(Problem requirements):
Please output every line of the material as it stands, without the pictures.

(Records provided):
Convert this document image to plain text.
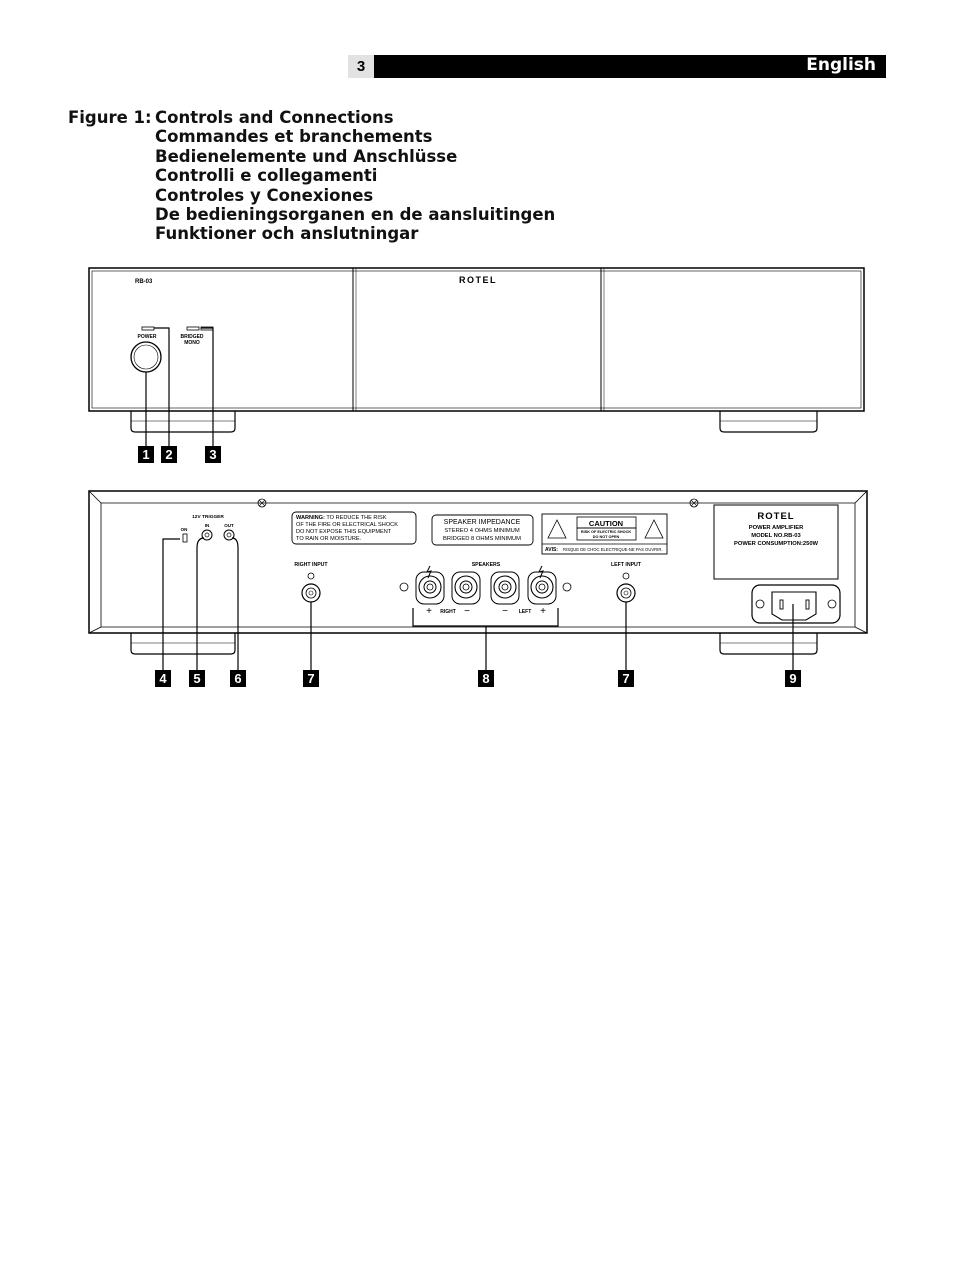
3	English
Figure 1: Controls and Connections
Commandes et branchements
Bedienelemente und Anschlüsse
Controlli e collegamenti
Controles y Conexiones
De bedieningsorganen en de aansluitingen
Funktioner och anslutningar
RB-03	ROTEL
POWER	BRIDGED
MONO
1 2	3
12V TRIGGER
ON
IN	OUT
WARNING: TO REDUCE THE RISK
OF THE FIRE OR ELECTRICAL SHOCK
DO NOT EXPOSE THIS EQUIPMENT
TO RAIN OR MOISTURE.
SPEAKER IMPEDANCE
STEREO 4 OHMS MINIMUM
BRIDGED 8 OHMS MINIMUM
CAUTION
RISK OF ELECTRIC SHOCK
DO NOT OPEN
AVIS: RISQUE DE CHOC ELECTRIQUE-NE PAS OUVRIR.
ROTEL
POWER AMPLIFIER
MODEL NO.RB-03
POWER CONSUMPTION:250W
RIGHT INPUT	LEFT INPUT
SPEAKERS
RIGHT	LEFT
+	−	−	+
4 5	6	7	8	7	9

(Response below):
Convert this document image to plain text.
3	English
Figure 1: Controls and Connections
Commandes et branchements
Bedienelemente und Anschlüsse
Controlli e collegamenti
Controles y Conexiones
De bedieningsorganen en de aansluitingen
Funktioner och anslutningar
RB-03	ROTEL
POWER	BRIDGED
MONO
1 2	3
12V TRIGGER
ON
IN	OUT
WARNING: TO REDUCE THE RISK
OF THE FIRE OR ELECTRICAL SHOCK
DO NOT EXPOSE THIS EQUIPMENT
TO RAIN OR MOISTURE.
SPEAKER IMPEDANCE
STEREO 4 OHMS MINIMUM
BRIDGED 8 OHMS MINIMUM
CAUTION
RISK OF ELECTRIC SHOCK
DO NOT OPEN
AVIS: RISQUE DE CHOC ELECTRIQUE-NE PAS OUVRIR.
ROTEL
POWER AMPLIFIER
MODEL NO.RB-03
POWER CONSUMPTION:250W
RIGHT INPUT	LEFT INPUT
SPEAKERS
RIGHT	LEFT
+	−	−	+
4 5	6	7	8	7	9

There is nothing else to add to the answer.